▸ **Required task**
Exclude the pictures and retype the entries as written.

[Stored dataset items]
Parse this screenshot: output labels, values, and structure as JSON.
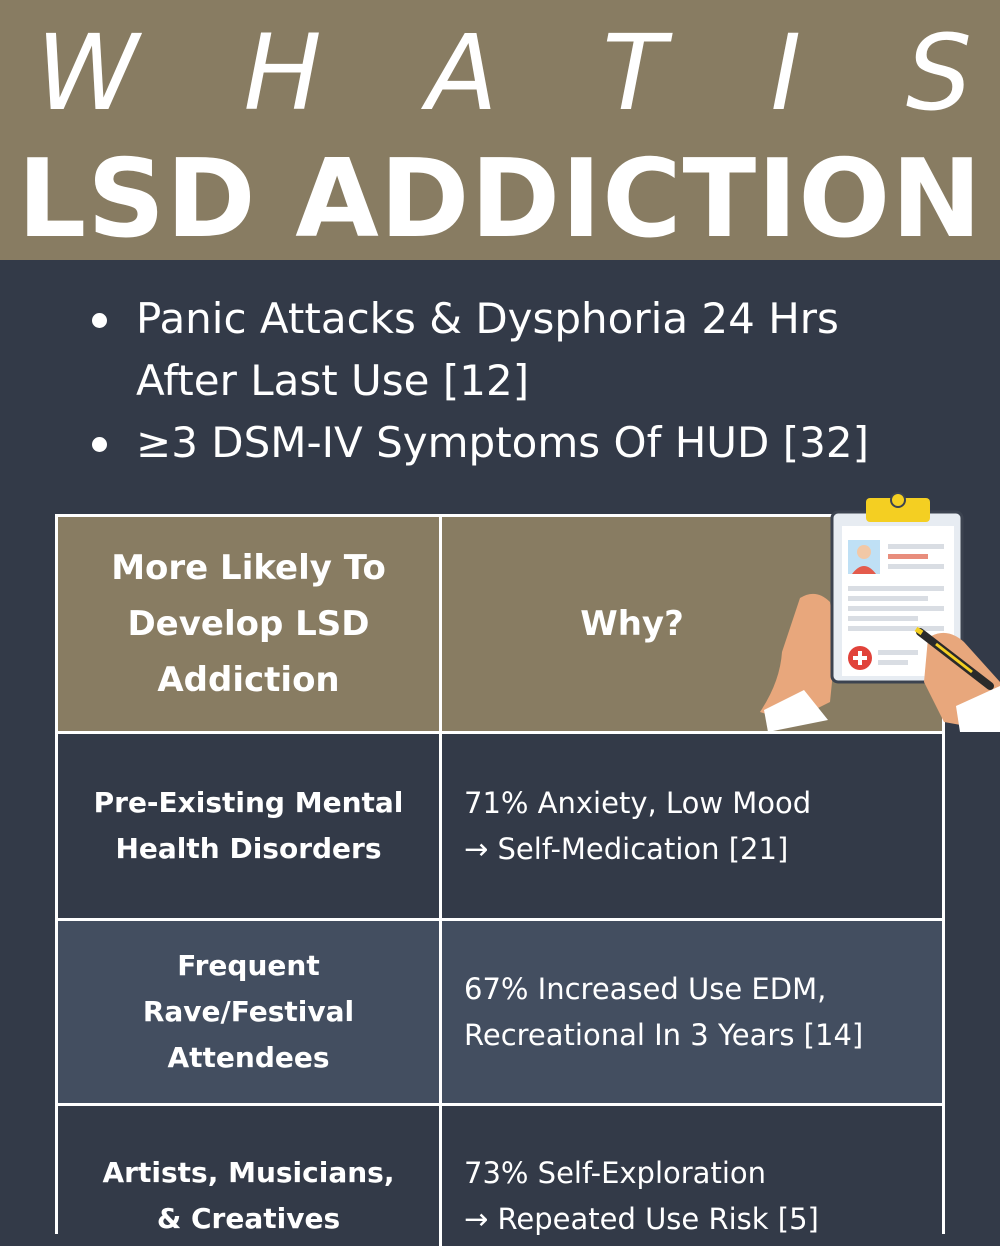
{
  "header": {
    "what_is_letters": [
      "W",
      "H",
      "A",
      "T",
      "I",
      "S"
    ],
    "title": "LSD ADDICTION"
  },
  "bullets": [
    [
      "Panic Attacks & Dysphoria 24 Hrs",
      "After Last Use [12]"
    ],
    [
      "≥3 DSM-IV Symptoms Of HUD [32]"
    ]
  ],
  "table": {
    "headers": [
      [
        "More Likely To",
        "Develop LSD",
        "Addiction"
      ],
      [
        "Why?"
      ]
    ],
    "rows": [
      {
        "group": [
          "Pre-Existing Mental",
          "Health Disorders"
        ],
        "why": [
          "71% Anxiety, Low Mood",
          "→ Self-Medication [21]"
        ]
      },
      {
        "group": [
          "Frequent",
          "Rave/Festival",
          "Attendees"
        ],
        "why": [
          "67% Increased Use EDM,",
          "Recreational In 3 Years [14]"
        ]
      },
      {
        "group": [
          "Artists, Musicians,",
          "& Creatives"
        ],
        "why": [
          "73% Self-Exploration",
          "→ Repeated Use Risk [5]"
        ]
      }
    ]
  },
  "colors": {
    "header_band": "#887c62",
    "background": "#333a48",
    "alt_row": "#434e60"
  },
  "illustration": "clipboard-medical-form-icon"
}
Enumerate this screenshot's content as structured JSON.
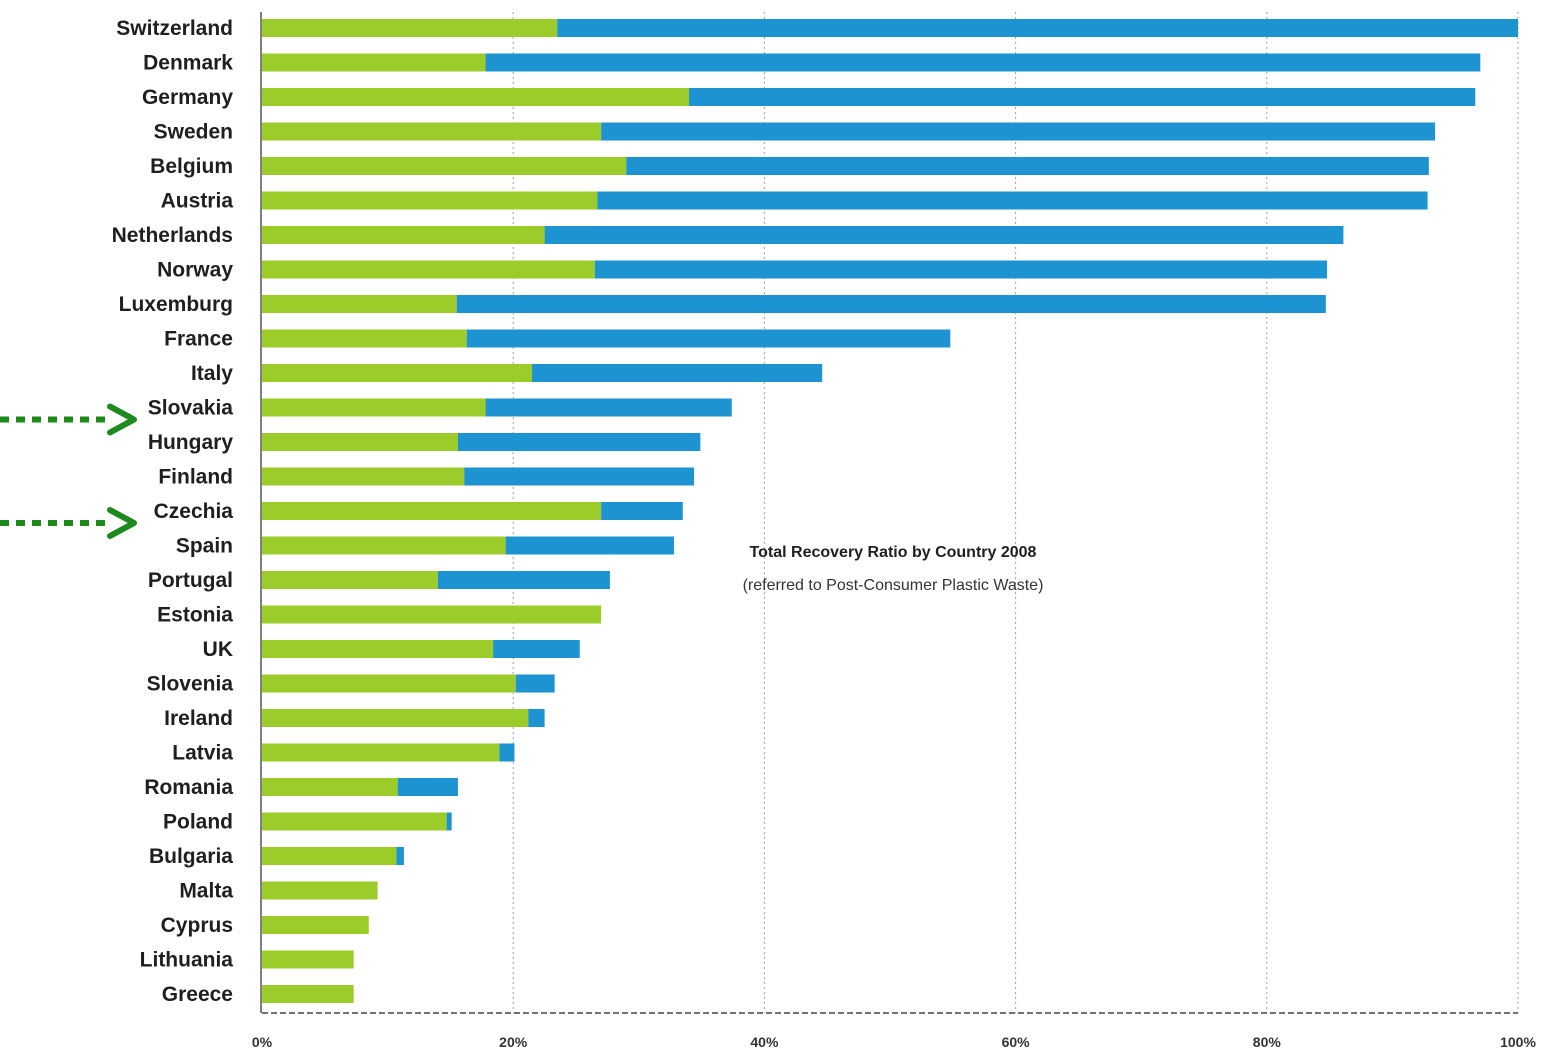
{
  "chart_data": {
    "type": "bar",
    "orientation": "horizontal",
    "stacked": true,
    "title": "Total Recovery Ratio by Country 2008",
    "subtitle": "(referred to Post-Consumer Plastic Waste)",
    "categories": [
      "Switzerland",
      "Denmark",
      "Germany",
      "Sweden",
      "Belgium",
      "Austria",
      "Netherlands",
      "Norway",
      "Luxemburg",
      "France",
      "Italy",
      "Slovakia",
      "Hungary",
      "Finland",
      "Czechia",
      "Spain",
      "Portugal",
      "Estonia",
      "UK",
      "Slovenia",
      "Ireland",
      "Latvia",
      "Romania",
      "Poland",
      "Bulgaria",
      "Malta",
      "Cyprus",
      "Lithuania",
      "Greece"
    ],
    "series": [
      {
        "color": "#9ccc2a",
        "values": [
          23.5,
          17.8,
          34,
          27,
          29,
          26.7,
          22.5,
          26.5,
          15.5,
          16.3,
          21.5,
          17.8,
          15.6,
          16.1,
          27,
          19.4,
          14,
          27,
          18.4,
          20.2,
          21.2,
          18.9,
          10.8,
          14.7,
          10.7,
          9.2,
          8.5,
          7.3,
          7.3
        ]
      },
      {
        "color": "#1e93d2",
        "values": [
          76.5,
          79.2,
          62.6,
          66.4,
          63.9,
          66.1,
          63.6,
          58.3,
          69.2,
          38.5,
          23.1,
          19.6,
          19.3,
          18.3,
          6.5,
          13.4,
          13.7,
          0,
          6.9,
          3.1,
          1.3,
          1.2,
          4.8,
          0.4,
          0.6,
          0,
          0,
          0,
          0
        ]
      }
    ],
    "x_ticks": [
      "0%",
      "20%",
      "40%",
      "60%",
      "80%",
      "100%"
    ],
    "xlim": [
      0,
      100
    ],
    "grid": true,
    "annotations": [
      {
        "type": "arrow",
        "style": "dotted",
        "color": "#1e8a1e",
        "points_to": "Slovakia"
      },
      {
        "type": "arrow",
        "style": "dotted",
        "color": "#1e8a1e",
        "points_to": "Czechia"
      }
    ]
  }
}
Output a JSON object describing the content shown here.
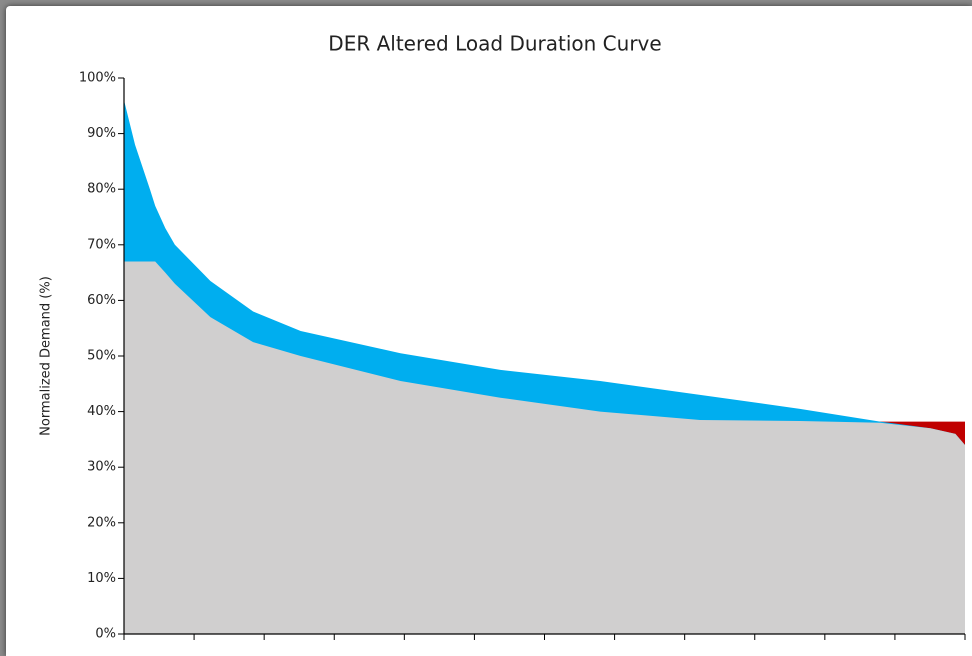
{
  "chart_data": {
    "type": "area",
    "title": "DER Altered Load Duration Curve",
    "y_label": "Normalized Demand (%)",
    "x": [
      0,
      115,
      270,
      325,
      430,
      530,
      900,
      1345,
      1840,
      2880,
      3920,
      4960,
      6000,
      7040,
      7875,
      8400,
      8660,
      8760
    ],
    "series": [
      {
        "color": "#c00000",
        "values": [
          67,
          67,
          67,
          67,
          65,
          63,
          57,
          52.5,
          50,
          45.5,
          42.5,
          40,
          38.5,
          38.3,
          38.2,
          38.2,
          38.2,
          38.2
        ]
      },
      {
        "color": "#00aeef",
        "values": [
          96,
          88,
          80,
          77,
          73,
          70,
          63.5,
          58,
          54.5,
          50.5,
          47.5,
          45.5,
          43,
          40.5,
          38.2,
          37,
          36,
          34
        ]
      },
      {
        "color": "#d0cfcf",
        "values": [
          67,
          67,
          67,
          67,
          65,
          63,
          57,
          52.5,
          50,
          45.5,
          42.5,
          40,
          38.5,
          38.3,
          38,
          37,
          36,
          34
        ]
      }
    ],
    "xlim": [
      0,
      8760
    ],
    "xticks": [
      0,
      730,
      1460,
      2190,
      2920,
      3650,
      4380,
      5110,
      5840,
      6570,
      7300,
      8030,
      8760
    ],
    "ylim": [
      0,
      100
    ],
    "yticks": [
      {
        "value": 0,
        "label": "0%"
      },
      {
        "value": 10,
        "label": "10%"
      },
      {
        "value": 20,
        "label": "20%"
      },
      {
        "value": 30,
        "label": "30%"
      },
      {
        "value": 40,
        "label": "40%"
      },
      {
        "value": 50,
        "label": "50%"
      },
      {
        "value": 60,
        "label": "60%"
      },
      {
        "value": 70,
        "label": "70%"
      },
      {
        "value": 80,
        "label": "80%"
      },
      {
        "value": 90,
        "label": "90%"
      },
      {
        "value": 100,
        "label": "100%"
      }
    ]
  }
}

▸ **Solution to this task**
Parse this screenshot: output labels, values, and structure as JSON.
{
  "header": {
    "what_is_letters": [
      "W",
      "H",
      "A",
      "T",
      "I",
      "S"
    ],
    "title": "LSD ADDICTION"
  },
  "bullets": [
    [
      "Panic Attacks & Dysphoria 24 Hrs",
      "After Last Use [12]"
    ],
    [
      "≥3 DSM-IV Symptoms Of HUD [32]"
    ]
  ],
  "table": {
    "headers": [
      [
        "More Likely To",
        "Develop LSD",
        "Addiction"
      ],
      [
        "Why?"
      ]
    ],
    "rows": [
      {
        "group": [
          "Pre-Existing Mental",
          "Health Disorders"
        ],
        "why": [
          "71% Anxiety, Low Mood",
          "→ Self-Medication [21]"
        ]
      },
      {
        "group": [
          "Frequent",
          "Rave/Festival",
          "Attendees"
        ],
        "why": [
          "67% Increased Use EDM,",
          "Recreational In 3 Years [14]"
        ]
      },
      {
        "group": [
          "Artists, Musicians,",
          "& Creatives"
        ],
        "why": [
          "73% Self-Exploration",
          "→ Repeated Use Risk [5]"
        ]
      }
    ]
  },
  "colors": {
    "header_band": "#887c62",
    "background": "#333a48",
    "alt_row": "#434e60"
  },
  "illustration": "clipboard-medical-form-icon"
}
Enumerate this screenshot's content as structured JSON.
{
  "chart_data": {
    "type": "bar",
    "orientation": "horizontal",
    "stacked": true,
    "title": "Total Recovery Ratio by Country 2008",
    "subtitle": "(referred to Post-Consumer Plastic Waste)",
    "categories": [
      "Switzerland",
      "Denmark",
      "Germany",
      "Sweden",
      "Belgium",
      "Austria",
      "Netherlands",
      "Norway",
      "Luxemburg",
      "France",
      "Italy",
      "Slovakia",
      "Hungary",
      "Finland",
      "Czechia",
      "Spain",
      "Portugal",
      "Estonia",
      "UK",
      "Slovenia",
      "Ireland",
      "Latvia",
      "Romania",
      "Poland",
      "Bulgaria",
      "Malta",
      "Cyprus",
      "Lithuania",
      "Greece"
    ],
    "series": [
      {
        "color": "#9ccc2a",
        "values": [
          23.5,
          17.8,
          34,
          27,
          29,
          26.7,
          22.5,
          26.5,
          15.5,
          16.3,
          21.5,
          17.8,
          15.6,
          16.1,
          27,
          19.4,
          14,
          27,
          18.4,
          20.2,
          21.2,
          18.9,
          10.8,
          14.7,
          10.7,
          9.2,
          8.5,
          7.3,
          7.3
        ]
      },
      {
        "color": "#1e93d2",
        "values": [
          76.5,
          79.2,
          62.6,
          66.4,
          63.9,
          66.1,
          63.6,
          58.3,
          69.2,
          38.5,
          23.1,
          19.6,
          19.3,
          18.3,
          6.5,
          13.4,
          13.7,
          0,
          6.9,
          3.1,
          1.3,
          1.2,
          4.8,
          0.4,
          0.6,
          0,
          0,
          0,
          0
        ]
      }
    ],
    "x_ticks": [
      "0%",
      "20%",
      "40%",
      "60%",
      "80%",
      "100%"
    ],
    "xlim": [
      0,
      100
    ],
    "grid": true,
    "annotations": [
      {
        "type": "arrow",
        "style": "dotted",
        "color": "#1e8a1e",
        "points_to": "Slovakia"
      },
      {
        "type": "arrow",
        "style": "dotted",
        "color": "#1e8a1e",
        "points_to": "Czechia"
      }
    ]
  }
}
Output a JSON object describing the content shown here.
{
  "chart_data": {
    "type": "area",
    "title": "DER Altered Load Duration Curve",
    "y_label": "Normalized Demand (%)",
    "x": [
      0,
      115,
      270,
      325,
      430,
      530,
      900,
      1345,
      1840,
      2880,
      3920,
      4960,
      6000,
      7040,
      7875,
      8400,
      8660,
      8760
    ],
    "series": [
      {
        "color": "#c00000",
        "values": [
          67,
          67,
          67,
          67,
          65,
          63,
          57,
          52.5,
          50,
          45.5,
          42.5,
          40,
          38.5,
          38.3,
          38.2,
          38.2,
          38.2,
          38.2
        ]
      },
      {
        "color": "#00aeef",
        "values": [
          96,
          88,
          80,
          77,
          73,
          70,
          63.5,
          58,
          54.5,
          50.5,
          47.5,
          45.5,
          43,
          40.5,
          38.2,
          37,
          36,
          34
        ]
      },
      {
        "color": "#d0cfcf",
        "values": [
          67,
          67,
          67,
          67,
          65,
          63,
          57,
          52.5,
          50,
          45.5,
          42.5,
          40,
          38.5,
          38.3,
          38,
          37,
          36,
          34
        ]
      }
    ],
    "xlim": [
      0,
      8760
    ],
    "xticks": [
      0,
      730,
      1460,
      2190,
      2920,
      3650,
      4380,
      5110,
      5840,
      6570,
      7300,
      8030,
      8760
    ],
    "ylim": [
      0,
      100
    ],
    "yticks": [
      {
        "value": 0,
        "label": "0%"
      },
      {
        "value": 10,
        "label": "10%"
      },
      {
        "value": 20,
        "label": "20%"
      },
      {
        "value": 30,
        "label": "30%"
      },
      {
        "value": 40,
        "label": "40%"
      },
      {
        "value": 50,
        "label": "50%"
      },
      {
        "value": 60,
        "label": "60%"
      },
      {
        "value": 70,
        "label": "70%"
      },
      {
        "value": 80,
        "label": "80%"
      },
      {
        "value": 90,
        "label": "90%"
      },
      {
        "value": 100,
        "label": "100%"
      }
    ]
  }
}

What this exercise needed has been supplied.